(Set task) Go through the listing and pick out each line with the word "title" in it.

(Material for this exercise)
--------

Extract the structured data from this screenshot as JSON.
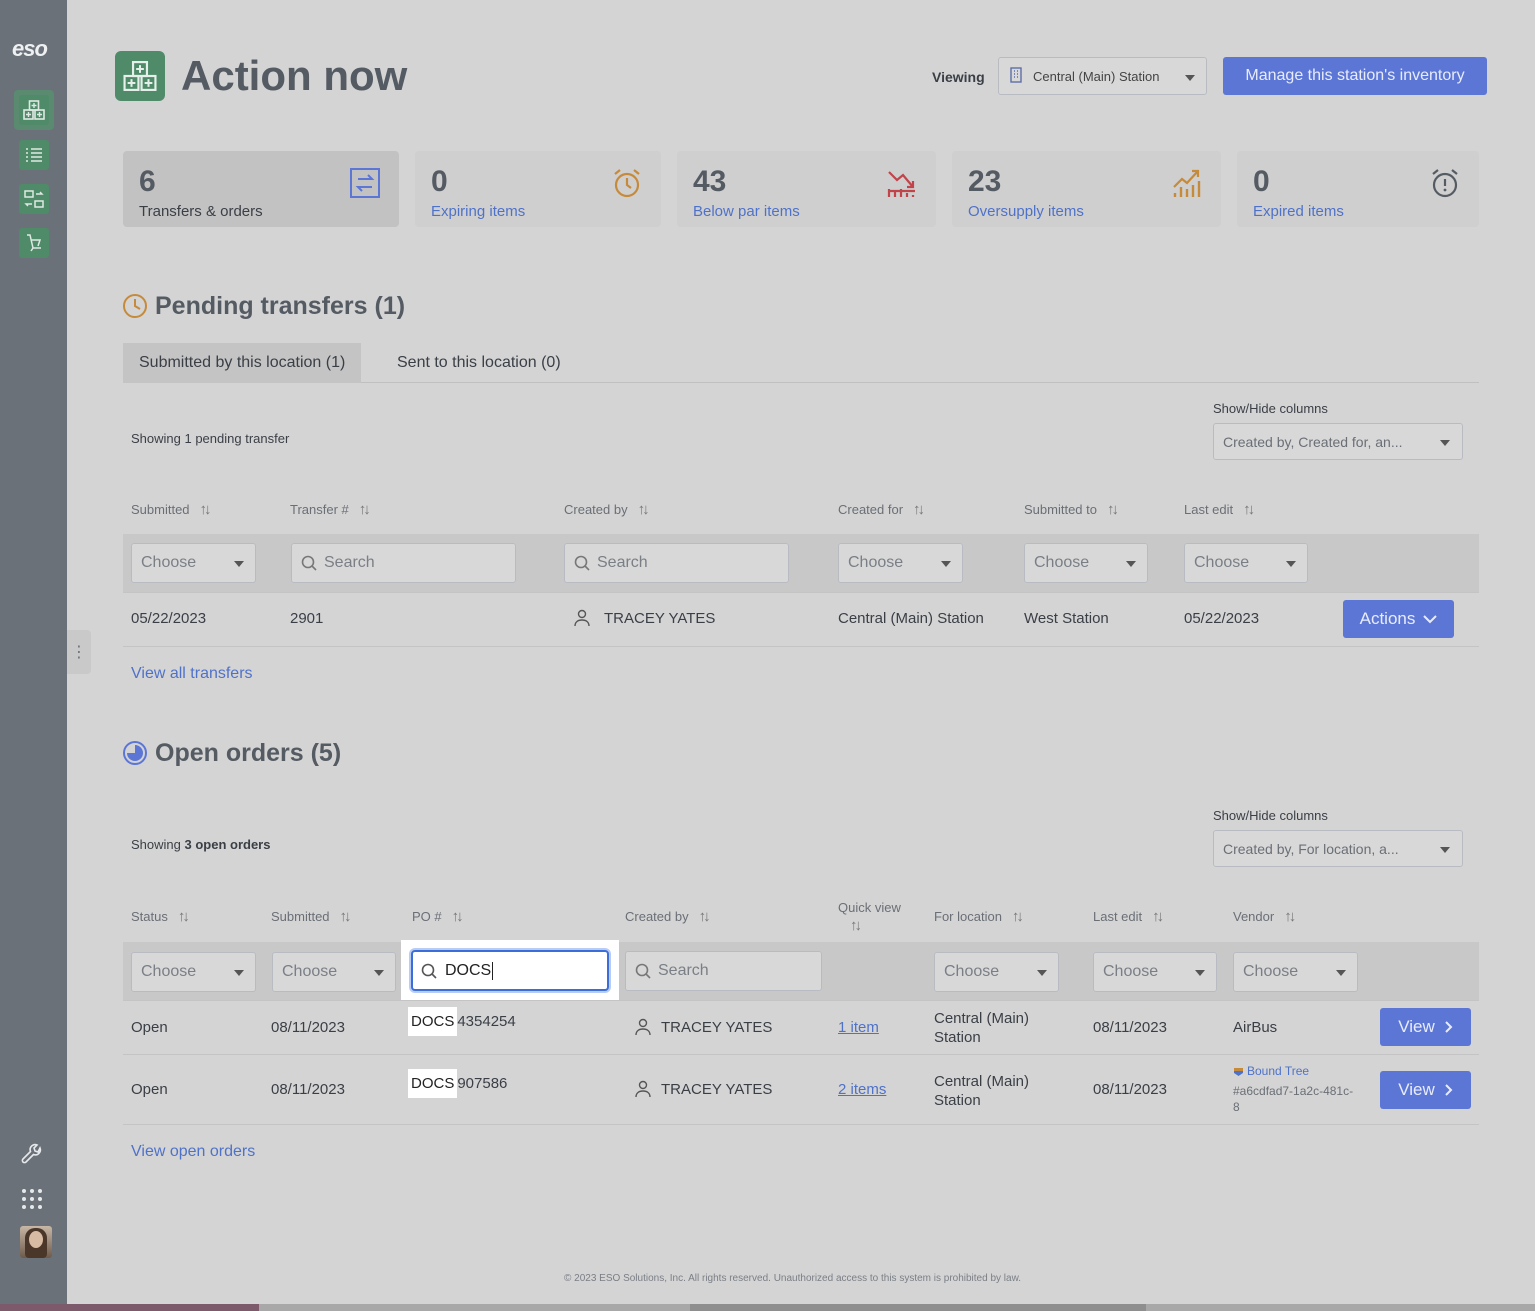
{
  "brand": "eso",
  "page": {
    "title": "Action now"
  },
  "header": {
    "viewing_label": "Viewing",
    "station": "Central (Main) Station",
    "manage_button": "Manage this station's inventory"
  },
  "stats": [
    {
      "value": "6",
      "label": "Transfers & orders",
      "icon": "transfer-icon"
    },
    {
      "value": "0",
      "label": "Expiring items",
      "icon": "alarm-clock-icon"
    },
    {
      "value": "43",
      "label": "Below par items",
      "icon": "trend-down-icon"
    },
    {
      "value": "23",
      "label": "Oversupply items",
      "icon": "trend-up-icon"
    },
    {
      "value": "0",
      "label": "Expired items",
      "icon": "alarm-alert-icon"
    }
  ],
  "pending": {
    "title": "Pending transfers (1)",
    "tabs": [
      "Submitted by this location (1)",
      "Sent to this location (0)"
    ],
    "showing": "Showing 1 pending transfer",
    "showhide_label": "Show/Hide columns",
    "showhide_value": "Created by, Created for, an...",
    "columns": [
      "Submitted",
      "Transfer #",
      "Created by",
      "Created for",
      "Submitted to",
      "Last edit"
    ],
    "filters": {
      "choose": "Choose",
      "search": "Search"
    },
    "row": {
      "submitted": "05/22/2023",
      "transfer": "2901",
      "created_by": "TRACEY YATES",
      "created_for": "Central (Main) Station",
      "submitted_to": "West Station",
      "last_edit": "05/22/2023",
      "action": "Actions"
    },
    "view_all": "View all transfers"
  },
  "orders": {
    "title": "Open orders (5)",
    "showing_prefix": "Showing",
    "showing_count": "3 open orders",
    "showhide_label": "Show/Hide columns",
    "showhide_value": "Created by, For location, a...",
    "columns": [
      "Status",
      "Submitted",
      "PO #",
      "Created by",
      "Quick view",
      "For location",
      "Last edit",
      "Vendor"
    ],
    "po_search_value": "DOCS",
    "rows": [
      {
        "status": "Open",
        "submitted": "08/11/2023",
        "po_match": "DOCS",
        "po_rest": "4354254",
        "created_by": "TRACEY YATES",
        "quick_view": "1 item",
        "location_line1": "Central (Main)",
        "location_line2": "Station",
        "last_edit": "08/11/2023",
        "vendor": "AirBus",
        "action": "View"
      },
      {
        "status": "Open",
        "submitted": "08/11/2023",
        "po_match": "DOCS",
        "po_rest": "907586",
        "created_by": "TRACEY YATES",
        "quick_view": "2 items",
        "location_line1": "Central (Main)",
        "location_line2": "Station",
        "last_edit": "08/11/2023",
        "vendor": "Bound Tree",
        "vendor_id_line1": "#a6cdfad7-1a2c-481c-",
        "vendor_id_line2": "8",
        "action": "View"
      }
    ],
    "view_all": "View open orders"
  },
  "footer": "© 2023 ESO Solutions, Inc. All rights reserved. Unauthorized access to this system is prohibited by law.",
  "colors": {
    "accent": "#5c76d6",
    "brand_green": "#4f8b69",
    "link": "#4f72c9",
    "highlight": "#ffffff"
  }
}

--------

(Finished answer)
    "title": "Action now"
    "title": "Pending transfers (1)",
    "title": "Open orders (5)",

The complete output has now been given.